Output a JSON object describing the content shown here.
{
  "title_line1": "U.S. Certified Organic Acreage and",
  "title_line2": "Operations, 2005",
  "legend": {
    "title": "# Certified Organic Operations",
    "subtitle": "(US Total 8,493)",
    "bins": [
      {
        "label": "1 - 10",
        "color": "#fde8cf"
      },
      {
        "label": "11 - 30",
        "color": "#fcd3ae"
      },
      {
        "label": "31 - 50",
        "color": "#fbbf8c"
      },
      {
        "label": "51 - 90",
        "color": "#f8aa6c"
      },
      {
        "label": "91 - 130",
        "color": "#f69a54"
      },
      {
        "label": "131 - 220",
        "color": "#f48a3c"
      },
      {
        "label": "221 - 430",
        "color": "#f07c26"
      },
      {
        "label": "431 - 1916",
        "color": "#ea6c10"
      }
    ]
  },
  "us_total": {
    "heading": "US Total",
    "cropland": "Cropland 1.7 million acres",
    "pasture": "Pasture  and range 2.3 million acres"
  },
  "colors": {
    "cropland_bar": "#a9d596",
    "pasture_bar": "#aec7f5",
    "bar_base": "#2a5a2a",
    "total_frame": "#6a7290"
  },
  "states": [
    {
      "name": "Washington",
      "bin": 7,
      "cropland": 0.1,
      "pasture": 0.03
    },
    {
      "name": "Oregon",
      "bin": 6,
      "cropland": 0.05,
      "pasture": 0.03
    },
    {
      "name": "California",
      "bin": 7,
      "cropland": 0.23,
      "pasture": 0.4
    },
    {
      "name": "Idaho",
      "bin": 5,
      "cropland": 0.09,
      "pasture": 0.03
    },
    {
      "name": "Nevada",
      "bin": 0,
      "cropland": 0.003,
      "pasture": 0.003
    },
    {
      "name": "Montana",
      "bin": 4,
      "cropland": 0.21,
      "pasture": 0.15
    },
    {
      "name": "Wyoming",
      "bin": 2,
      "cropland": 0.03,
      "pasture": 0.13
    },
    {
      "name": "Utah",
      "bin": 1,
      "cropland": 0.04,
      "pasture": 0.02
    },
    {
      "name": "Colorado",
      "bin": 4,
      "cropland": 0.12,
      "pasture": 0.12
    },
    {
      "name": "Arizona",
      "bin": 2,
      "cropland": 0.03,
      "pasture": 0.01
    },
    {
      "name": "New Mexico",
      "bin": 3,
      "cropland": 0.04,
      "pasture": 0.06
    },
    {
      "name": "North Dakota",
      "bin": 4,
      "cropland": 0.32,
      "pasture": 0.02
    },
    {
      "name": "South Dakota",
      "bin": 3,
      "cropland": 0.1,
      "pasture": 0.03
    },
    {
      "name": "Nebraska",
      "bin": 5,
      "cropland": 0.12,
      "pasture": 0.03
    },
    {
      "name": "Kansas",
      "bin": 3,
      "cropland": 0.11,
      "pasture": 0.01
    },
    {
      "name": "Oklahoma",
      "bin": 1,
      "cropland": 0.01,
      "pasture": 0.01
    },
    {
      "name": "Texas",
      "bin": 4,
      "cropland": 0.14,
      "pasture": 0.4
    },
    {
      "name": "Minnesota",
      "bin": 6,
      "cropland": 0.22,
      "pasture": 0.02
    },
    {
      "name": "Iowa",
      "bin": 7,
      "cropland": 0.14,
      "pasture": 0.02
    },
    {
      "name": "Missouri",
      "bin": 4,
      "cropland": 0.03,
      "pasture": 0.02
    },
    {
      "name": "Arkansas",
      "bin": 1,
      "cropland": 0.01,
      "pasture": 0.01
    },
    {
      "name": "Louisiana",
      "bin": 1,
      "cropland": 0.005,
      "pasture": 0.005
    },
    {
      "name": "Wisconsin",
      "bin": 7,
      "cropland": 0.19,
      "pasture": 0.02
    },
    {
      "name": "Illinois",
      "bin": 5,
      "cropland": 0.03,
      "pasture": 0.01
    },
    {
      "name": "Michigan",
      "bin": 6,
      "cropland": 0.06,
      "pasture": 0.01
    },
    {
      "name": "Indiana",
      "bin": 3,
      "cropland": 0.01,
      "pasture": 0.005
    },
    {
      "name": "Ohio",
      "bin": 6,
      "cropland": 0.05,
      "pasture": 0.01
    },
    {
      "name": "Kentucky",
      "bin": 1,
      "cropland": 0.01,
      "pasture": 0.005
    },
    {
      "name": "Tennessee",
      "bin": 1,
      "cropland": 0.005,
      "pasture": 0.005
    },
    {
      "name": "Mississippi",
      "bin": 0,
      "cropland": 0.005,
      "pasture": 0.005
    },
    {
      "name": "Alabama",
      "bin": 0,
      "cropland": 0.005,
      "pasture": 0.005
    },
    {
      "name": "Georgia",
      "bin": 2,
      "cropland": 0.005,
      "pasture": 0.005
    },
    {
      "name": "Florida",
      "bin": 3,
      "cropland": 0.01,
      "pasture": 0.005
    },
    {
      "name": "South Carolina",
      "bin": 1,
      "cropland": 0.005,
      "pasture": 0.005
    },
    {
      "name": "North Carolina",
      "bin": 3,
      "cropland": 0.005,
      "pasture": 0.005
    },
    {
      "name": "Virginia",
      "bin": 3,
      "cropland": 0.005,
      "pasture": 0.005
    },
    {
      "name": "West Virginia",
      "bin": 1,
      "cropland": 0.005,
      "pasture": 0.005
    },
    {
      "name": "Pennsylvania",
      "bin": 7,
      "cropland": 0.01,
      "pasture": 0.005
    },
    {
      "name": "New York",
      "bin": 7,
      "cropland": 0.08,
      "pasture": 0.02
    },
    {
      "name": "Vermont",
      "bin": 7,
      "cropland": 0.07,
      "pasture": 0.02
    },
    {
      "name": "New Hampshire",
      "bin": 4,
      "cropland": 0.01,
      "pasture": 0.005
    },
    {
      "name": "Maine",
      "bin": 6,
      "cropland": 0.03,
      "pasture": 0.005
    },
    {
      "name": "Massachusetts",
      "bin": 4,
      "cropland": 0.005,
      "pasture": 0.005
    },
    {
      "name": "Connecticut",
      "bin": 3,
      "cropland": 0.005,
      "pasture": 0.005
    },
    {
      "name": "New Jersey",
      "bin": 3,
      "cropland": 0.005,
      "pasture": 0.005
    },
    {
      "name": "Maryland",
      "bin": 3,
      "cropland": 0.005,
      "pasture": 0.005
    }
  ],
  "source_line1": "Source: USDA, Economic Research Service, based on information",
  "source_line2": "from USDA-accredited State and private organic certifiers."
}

+---+

Repeat all the entries word for word.

Output a JSON object describing the content shown here.
{
  "title_line1": "U.S. Certified Organic Acreage and",
  "title_line2": "Operations, 2005",
  "legend": {
    "title": "# Certified Organic Operations",
    "subtitle": "(US Total 8,493)",
    "bins": [
      {
        "label": "1 - 10",
        "color": "#fde8cf"
      },
      {
        "label": "11 - 30",
        "color": "#fcd3ae"
      },
      {
        "label": "31 - 50",
        "color": "#fbbf8c"
      },
      {
        "label": "51 - 90",
        "color": "#f8aa6c"
      },
      {
        "label": "91 - 130",
        "color": "#f69a54"
      },
      {
        "label": "131 - 220",
        "color": "#f48a3c"
      },
      {
        "label": "221 - 430",
        "color": "#f07c26"
      },
      {
        "label": "431 - 1916",
        "color": "#ea6c10"
      }
    ]
  },
  "us_total": {
    "heading": "US Total",
    "cropland": "Cropland 1.7 million acres",
    "pasture": "Pasture  and range 2.3 million acres"
  },
  "colors": {
    "cropland_bar": "#a9d596",
    "pasture_bar": "#aec7f5",
    "bar_base": "#2a5a2a",
    "total_frame": "#6a7290"
  },
  "states": [
    {
      "name": "Washington",
      "bin": 7,
      "cropland": 0.1,
      "pasture": 0.03
    },
    {
      "name": "Oregon",
      "bin": 6,
      "cropland": 0.05,
      "pasture": 0.03
    },
    {
      "name": "California",
      "bin": 7,
      "cropland": 0.23,
      "pasture": 0.4
    },
    {
      "name": "Idaho",
      "bin": 5,
      "cropland": 0.09,
      "pasture": 0.03
    },
    {
      "name": "Nevada",
      "bin": 0,
      "cropland": 0.003,
      "pasture": 0.003
    },
    {
      "name": "Montana",
      "bin": 4,
      "cropland": 0.21,
      "pasture": 0.15
    },
    {
      "name": "Wyoming",
      "bin": 2,
      "cropland": 0.03,
      "pasture": 0.13
    },
    {
      "name": "Utah",
      "bin": 1,
      "cropland": 0.04,
      "pasture": 0.02
    },
    {
      "name": "Colorado",
      "bin": 4,
      "cropland": 0.12,
      "pasture": 0.12
    },
    {
      "name": "Arizona",
      "bin": 2,
      "cropland": 0.03,
      "pasture": 0.01
    },
    {
      "name": "New Mexico",
      "bin": 3,
      "cropland": 0.04,
      "pasture": 0.06
    },
    {
      "name": "North Dakota",
      "bin": 4,
      "cropland": 0.32,
      "pasture": 0.02
    },
    {
      "name": "South Dakota",
      "bin": 3,
      "cropland": 0.1,
      "pasture": 0.03
    },
    {
      "name": "Nebraska",
      "bin": 5,
      "cropland": 0.12,
      "pasture": 0.03
    },
    {
      "name": "Kansas",
      "bin": 3,
      "cropland": 0.11,
      "pasture": 0.01
    },
    {
      "name": "Oklahoma",
      "bin": 1,
      "cropland": 0.01,
      "pasture": 0.01
    },
    {
      "name": "Texas",
      "bin": 4,
      "cropland": 0.14,
      "pasture": 0.4
    },
    {
      "name": "Minnesota",
      "bin": 6,
      "cropland": 0.22,
      "pasture": 0.02
    },
    {
      "name": "Iowa",
      "bin": 7,
      "cropland": 0.14,
      "pasture": 0.02
    },
    {
      "name": "Missouri",
      "bin": 4,
      "cropland": 0.03,
      "pasture": 0.02
    },
    {
      "name": "Arkansas",
      "bin": 1,
      "cropland": 0.01,
      "pasture": 0.01
    },
    {
      "name": "Louisiana",
      "bin": 1,
      "cropland": 0.005,
      "pasture": 0.005
    },
    {
      "name": "Wisconsin",
      "bin": 7,
      "cropland": 0.19,
      "pasture": 0.02
    },
    {
      "name": "Illinois",
      "bin": 5,
      "cropland": 0.03,
      "pasture": 0.01
    },
    {
      "name": "Michigan",
      "bin": 6,
      "cropland": 0.06,
      "pasture": 0.01
    },
    {
      "name": "Indiana",
      "bin": 3,
      "cropland": 0.01,
      "pasture": 0.005
    },
    {
      "name": "Ohio",
      "bin": 6,
      "cropland": 0.05,
      "pasture": 0.01
    },
    {
      "name": "Kentucky",
      "bin": 1,
      "cropland": 0.01,
      "pasture": 0.005
    },
    {
      "name": "Tennessee",
      "bin": 1,
      "cropland": 0.005,
      "pasture": 0.005
    },
    {
      "name": "Mississippi",
      "bin": 0,
      "cropland": 0.005,
      "pasture": 0.005
    },
    {
      "name": "Alabama",
      "bin": 0,
      "cropland": 0.005,
      "pasture": 0.005
    },
    {
      "name": "Georgia",
      "bin": 2,
      "cropland": 0.005,
      "pasture": 0.005
    },
    {
      "name": "Florida",
      "bin": 3,
      "cropland": 0.01,
      "pasture": 0.005
    },
    {
      "name": "South Carolina",
      "bin": 1,
      "cropland": 0.005,
      "pasture": 0.005
    },
    {
      "name": "North Carolina",
      "bin": 3,
      "cropland": 0.005,
      "pasture": 0.005
    },
    {
      "name": "Virginia",
      "bin": 3,
      "cropland": 0.005,
      "pasture": 0.005
    },
    {
      "name": "West Virginia",
      "bin": 1,
      "cropland": 0.005,
      "pasture": 0.005
    },
    {
      "name": "Pennsylvania",
      "bin": 7,
      "cropland": 0.01,
      "pasture": 0.005
    },
    {
      "name": "New York",
      "bin": 7,
      "cropland": 0.08,
      "pasture": 0.02
    },
    {
      "name": "Vermont",
      "bin": 7,
      "cropland": 0.07,
      "pasture": 0.02
    },
    {
      "name": "New Hampshire",
      "bin": 4,
      "cropland": 0.01,
      "pasture": 0.005
    },
    {
      "name": "Maine",
      "bin": 6,
      "cropland": 0.03,
      "pasture": 0.005
    },
    {
      "name": "Massachusetts",
      "bin": 4,
      "cropland": 0.005,
      "pasture": 0.005
    },
    {
      "name": "Connecticut",
      "bin": 3,
      "cropland": 0.005,
      "pasture": 0.005
    },
    {
      "name": "New Jersey",
      "bin": 3,
      "cropland": 0.005,
      "pasture": 0.005
    },
    {
      "name": "Maryland",
      "bin": 3,
      "cropland": 0.005,
      "pasture": 0.005
    }
  ],
  "source_line1": "Source: USDA, Economic Research Service, based on information",
  "source_line2": "from USDA-accredited State and private organic certifiers."
}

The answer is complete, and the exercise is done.